Goal of the exercise: Copy every line from the records below that holds the word "time".

Collected data:
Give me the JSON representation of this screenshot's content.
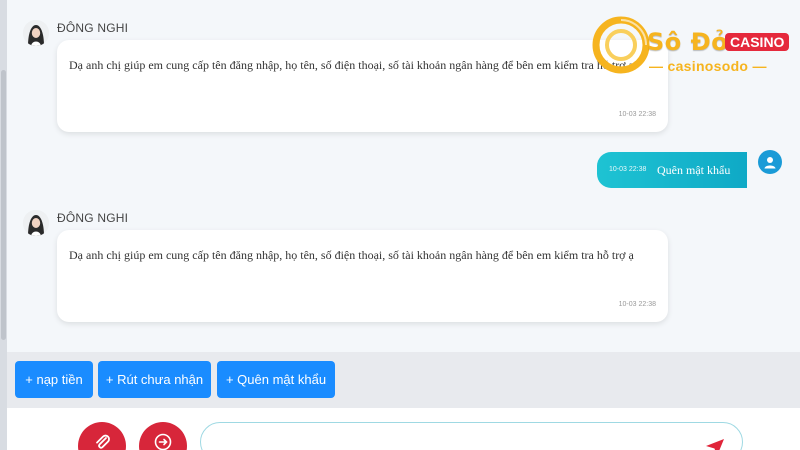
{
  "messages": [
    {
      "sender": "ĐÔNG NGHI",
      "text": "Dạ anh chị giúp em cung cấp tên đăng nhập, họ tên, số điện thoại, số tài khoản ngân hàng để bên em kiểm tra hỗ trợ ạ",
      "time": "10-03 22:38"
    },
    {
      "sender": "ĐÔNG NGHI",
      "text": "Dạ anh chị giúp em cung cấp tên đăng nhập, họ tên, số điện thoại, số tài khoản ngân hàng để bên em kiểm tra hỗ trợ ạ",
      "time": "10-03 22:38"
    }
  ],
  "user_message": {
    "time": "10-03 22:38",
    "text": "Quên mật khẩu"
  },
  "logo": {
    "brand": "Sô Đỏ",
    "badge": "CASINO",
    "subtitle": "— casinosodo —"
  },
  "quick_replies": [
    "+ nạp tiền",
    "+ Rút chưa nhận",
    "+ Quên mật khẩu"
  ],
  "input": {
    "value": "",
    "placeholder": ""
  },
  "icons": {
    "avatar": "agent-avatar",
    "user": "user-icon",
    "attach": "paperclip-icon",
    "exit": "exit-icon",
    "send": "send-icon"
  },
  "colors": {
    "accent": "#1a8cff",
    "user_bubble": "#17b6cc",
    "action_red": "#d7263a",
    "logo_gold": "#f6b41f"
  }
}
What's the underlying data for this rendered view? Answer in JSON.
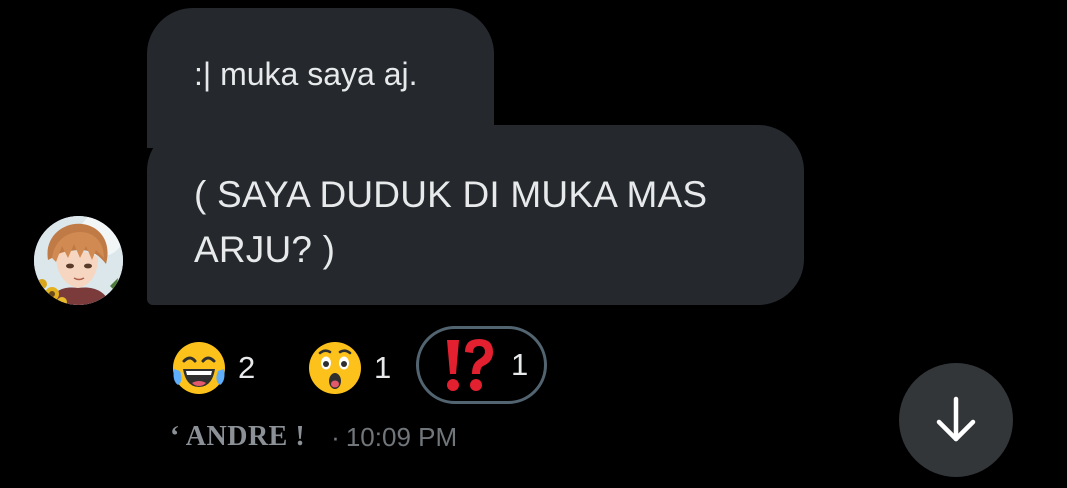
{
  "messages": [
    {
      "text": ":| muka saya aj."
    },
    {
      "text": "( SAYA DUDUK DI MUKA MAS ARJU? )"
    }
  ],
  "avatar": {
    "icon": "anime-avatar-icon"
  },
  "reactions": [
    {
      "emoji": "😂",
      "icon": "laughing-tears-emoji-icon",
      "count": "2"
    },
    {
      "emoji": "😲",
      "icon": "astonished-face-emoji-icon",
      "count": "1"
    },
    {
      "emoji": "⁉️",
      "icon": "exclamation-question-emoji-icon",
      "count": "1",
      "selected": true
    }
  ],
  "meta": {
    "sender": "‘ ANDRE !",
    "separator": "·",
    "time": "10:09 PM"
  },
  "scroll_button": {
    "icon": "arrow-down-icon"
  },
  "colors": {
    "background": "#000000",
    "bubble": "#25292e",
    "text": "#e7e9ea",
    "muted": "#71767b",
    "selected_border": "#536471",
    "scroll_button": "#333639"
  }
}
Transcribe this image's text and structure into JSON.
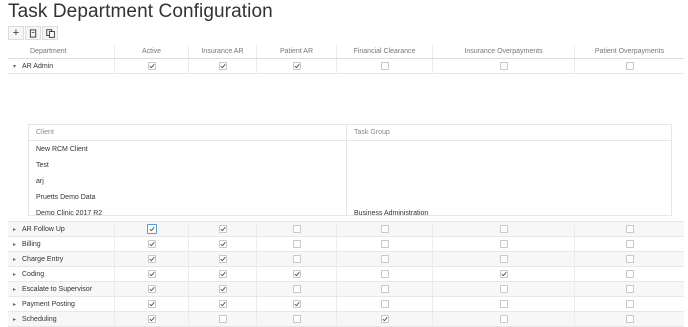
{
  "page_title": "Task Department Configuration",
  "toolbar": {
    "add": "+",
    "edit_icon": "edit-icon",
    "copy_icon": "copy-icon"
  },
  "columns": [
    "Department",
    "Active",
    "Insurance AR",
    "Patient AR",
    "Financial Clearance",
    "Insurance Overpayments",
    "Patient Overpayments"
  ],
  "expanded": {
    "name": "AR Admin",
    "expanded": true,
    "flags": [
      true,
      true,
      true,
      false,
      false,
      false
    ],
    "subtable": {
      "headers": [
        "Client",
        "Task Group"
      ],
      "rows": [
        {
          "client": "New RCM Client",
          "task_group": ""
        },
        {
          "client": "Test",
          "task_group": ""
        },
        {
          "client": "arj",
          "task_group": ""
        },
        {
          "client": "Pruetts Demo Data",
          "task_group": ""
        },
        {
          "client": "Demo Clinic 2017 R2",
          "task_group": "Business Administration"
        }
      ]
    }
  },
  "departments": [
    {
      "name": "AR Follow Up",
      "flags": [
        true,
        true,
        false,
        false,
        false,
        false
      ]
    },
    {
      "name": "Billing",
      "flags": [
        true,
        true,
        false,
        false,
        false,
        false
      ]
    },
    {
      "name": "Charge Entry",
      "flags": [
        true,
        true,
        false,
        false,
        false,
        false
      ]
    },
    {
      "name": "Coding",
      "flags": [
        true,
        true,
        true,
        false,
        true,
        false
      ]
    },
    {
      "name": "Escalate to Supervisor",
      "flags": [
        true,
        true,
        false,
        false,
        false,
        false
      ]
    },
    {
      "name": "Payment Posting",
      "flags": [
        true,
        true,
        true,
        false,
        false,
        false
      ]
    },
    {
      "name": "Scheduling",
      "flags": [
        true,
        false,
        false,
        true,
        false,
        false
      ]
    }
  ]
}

Answer below:
      "time": "10-03 22:38"
      "time": "10-03 22:38"
    "time": "10-03 22:38",
    "time": "10:09 PM"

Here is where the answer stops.